## REQUEST
Scan the records and identify every line in which the string "MOTION" occurs, then return those lines.
┌──
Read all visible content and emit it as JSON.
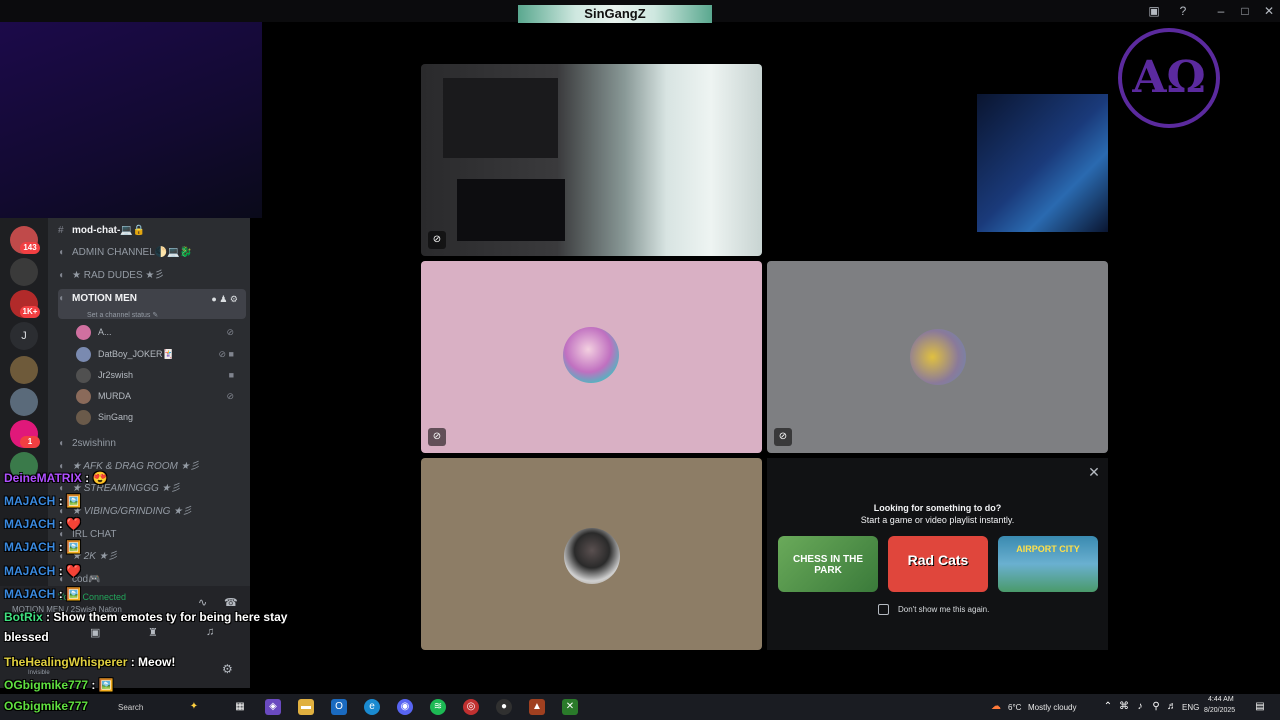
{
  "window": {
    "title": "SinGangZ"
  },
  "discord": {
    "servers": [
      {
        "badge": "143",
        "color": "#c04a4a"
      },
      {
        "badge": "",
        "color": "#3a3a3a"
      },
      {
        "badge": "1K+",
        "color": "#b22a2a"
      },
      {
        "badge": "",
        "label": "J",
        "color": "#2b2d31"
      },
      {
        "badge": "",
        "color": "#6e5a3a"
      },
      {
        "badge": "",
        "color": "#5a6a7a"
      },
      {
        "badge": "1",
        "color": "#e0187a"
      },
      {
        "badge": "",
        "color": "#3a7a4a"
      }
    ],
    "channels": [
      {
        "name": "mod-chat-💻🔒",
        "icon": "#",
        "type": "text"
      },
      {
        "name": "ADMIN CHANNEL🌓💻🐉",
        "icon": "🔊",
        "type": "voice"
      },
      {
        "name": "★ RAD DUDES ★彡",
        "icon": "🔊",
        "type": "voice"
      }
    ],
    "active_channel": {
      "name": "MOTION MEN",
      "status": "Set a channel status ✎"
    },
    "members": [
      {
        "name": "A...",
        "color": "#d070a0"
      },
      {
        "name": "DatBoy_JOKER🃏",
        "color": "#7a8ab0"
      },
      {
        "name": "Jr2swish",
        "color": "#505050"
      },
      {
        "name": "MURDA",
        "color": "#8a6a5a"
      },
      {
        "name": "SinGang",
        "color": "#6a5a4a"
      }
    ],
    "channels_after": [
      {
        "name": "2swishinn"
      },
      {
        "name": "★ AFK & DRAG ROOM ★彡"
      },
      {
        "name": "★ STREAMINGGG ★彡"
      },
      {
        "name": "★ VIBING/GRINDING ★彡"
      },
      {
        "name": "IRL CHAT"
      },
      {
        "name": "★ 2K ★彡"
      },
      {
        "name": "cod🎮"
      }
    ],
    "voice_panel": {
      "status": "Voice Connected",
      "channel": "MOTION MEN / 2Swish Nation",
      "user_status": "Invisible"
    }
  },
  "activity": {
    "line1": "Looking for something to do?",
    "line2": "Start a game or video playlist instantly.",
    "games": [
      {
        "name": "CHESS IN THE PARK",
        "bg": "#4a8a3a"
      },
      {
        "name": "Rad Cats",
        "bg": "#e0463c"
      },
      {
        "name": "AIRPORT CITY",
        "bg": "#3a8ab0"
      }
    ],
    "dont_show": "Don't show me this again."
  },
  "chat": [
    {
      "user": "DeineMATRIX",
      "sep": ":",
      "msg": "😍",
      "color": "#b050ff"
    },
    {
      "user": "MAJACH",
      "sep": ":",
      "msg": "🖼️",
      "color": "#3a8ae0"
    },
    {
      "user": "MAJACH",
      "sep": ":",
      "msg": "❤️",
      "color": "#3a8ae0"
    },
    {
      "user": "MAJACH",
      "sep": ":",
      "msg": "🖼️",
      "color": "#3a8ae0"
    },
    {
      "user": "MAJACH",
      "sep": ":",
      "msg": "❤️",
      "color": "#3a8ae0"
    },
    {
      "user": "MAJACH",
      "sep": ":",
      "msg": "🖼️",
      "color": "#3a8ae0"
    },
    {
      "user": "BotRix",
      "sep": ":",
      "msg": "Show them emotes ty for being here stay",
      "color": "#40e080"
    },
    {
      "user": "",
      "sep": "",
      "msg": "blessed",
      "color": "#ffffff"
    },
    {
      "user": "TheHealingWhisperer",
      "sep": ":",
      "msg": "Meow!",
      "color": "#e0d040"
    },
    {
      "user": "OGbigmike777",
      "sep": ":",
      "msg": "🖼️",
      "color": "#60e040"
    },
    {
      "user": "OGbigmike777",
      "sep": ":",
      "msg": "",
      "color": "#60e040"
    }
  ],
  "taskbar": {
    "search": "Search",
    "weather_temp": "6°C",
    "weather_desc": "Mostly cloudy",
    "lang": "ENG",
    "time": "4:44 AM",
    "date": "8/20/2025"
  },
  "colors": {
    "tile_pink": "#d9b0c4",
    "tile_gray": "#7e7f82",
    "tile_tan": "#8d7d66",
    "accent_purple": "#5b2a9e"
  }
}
└──
## RESPONSE TO THIS TASK
      "name": "MOTION MEN",
      "channel": "MOTION MEN / 2Swish Nation",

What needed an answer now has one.